Given entries ->
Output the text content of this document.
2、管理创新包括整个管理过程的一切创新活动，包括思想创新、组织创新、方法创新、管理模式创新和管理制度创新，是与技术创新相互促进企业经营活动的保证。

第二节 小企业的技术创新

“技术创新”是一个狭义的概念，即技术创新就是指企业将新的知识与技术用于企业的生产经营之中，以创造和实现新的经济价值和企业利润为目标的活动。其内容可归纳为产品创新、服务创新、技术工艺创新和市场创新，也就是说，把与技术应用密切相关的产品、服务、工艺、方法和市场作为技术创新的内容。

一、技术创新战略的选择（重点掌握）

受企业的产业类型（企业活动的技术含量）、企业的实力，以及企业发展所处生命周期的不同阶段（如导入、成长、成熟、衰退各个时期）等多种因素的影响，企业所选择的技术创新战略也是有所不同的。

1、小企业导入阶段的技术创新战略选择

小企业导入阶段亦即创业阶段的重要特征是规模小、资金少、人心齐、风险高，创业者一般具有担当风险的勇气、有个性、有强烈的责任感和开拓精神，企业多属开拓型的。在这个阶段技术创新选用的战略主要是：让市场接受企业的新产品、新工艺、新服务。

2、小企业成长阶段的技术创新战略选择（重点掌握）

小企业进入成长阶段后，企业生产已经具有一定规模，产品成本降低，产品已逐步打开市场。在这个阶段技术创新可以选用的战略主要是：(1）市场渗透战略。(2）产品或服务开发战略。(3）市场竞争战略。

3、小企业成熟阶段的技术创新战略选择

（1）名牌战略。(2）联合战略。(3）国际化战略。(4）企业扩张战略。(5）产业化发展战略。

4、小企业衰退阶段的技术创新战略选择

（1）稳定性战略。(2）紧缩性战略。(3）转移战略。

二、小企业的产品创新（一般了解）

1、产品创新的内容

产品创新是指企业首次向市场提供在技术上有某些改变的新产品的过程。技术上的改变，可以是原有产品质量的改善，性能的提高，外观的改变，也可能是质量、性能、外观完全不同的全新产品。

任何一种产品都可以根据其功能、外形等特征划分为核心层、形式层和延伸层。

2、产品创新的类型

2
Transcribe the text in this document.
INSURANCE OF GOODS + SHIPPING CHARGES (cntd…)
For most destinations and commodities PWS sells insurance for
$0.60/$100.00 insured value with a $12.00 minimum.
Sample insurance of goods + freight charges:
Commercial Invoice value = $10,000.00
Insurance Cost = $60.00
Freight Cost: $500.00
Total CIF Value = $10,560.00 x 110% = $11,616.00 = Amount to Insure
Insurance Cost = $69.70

Task to complete -> Each record above should be repeated exactly as it appears.

Exercise result ->
Output the text content of this document.
2、管理创新包括整个管理过程的一切创新活动，包括思想创新、组织创新、方法创新、管理模式创新和管理制度创新，是与技术创新相互促进企业经营活动的保证。

第二节 小企业的技术创新

“技术创新”是一个狭义的概念，即技术创新就是指企业将新的知识与技术用于企业的生产经营之中，以创造和实现新的经济价值和企业利润为目标的活动。其内容可归纳为产品创新、服务创新、技术工艺创新和市场创新，也就是说，把与技术应用密切相关的产品、服务、工艺、方法和市场作为技术创新的内容。

一、技术创新战略的选择（重点掌握）

受企业的产业类型（企业活动的技术含量）、企业的实力，以及企业发展所处生命周期的不同阶段（如导入、成长、成熟、衰退各个时期）等多种因素的影响，企业所选择的技术创新战略也是有所不同的。

1、小企业导入阶段的技术创新战略选择

小企业导入阶段亦即创业阶段的重要特征是规模小、资金少、人心齐、风险高，创业者一般具有担当风险的勇气、有个性、有强烈的责任感和开拓精神，企业多属开拓型的。在这个阶段技术创新选用的战略主要是：让市场接受企业的新产品、新工艺、新服务。

2、小企业成长阶段的技术创新战略选择（重点掌握）

小企业进入成长阶段后，企业生产已经具有一定规模，产品成本降低，产品已逐步打开市场。在这个阶段技术创新可以选用的战略主要是：(1）市场渗透战略。(2）产品或服务开发战略。(3）市场竞争战略。

3、小企业成熟阶段的技术创新战略选择

（1）名牌战略。(2）联合战略。(3）国际化战略。(4）企业扩张战略。(5）产业化发展战略。

4、小企业衰退阶段的技术创新战略选择

（1）稳定性战略。(2）紧缩性战略。(3）转移战略。

二、小企业的产品创新（一般了解）

1、产品创新的内容

产品创新是指企业首次向市场提供在技术上有某些改变的新产品的过程。技术上的改变，可以是原有产品质量的改善，性能的提高，外观的改变，也可能是质量、性能、外观完全不同的全新产品。

任何一种产品都可以根据其功能、外形等特征划分为核心层、形式层和延伸层。

2、产品创新的类型

2
Transcribe the text in this document.
INSURANCE OF GOODS + SHIPPING CHARGES (cntd…)
For most destinations and commodities PWS sells insurance for
$0.60/$100.00 insured value with a $12.00 minimum.
Sample insurance of goods + freight charges:
Commercial Invoice value = $10,000.00
Insurance Cost = $60.00
Freight Cost: $500.00
Total CIF Value = $10,560.00 x 110% = $11,616.00 = Amount to Insure
Insurance Cost = $69.70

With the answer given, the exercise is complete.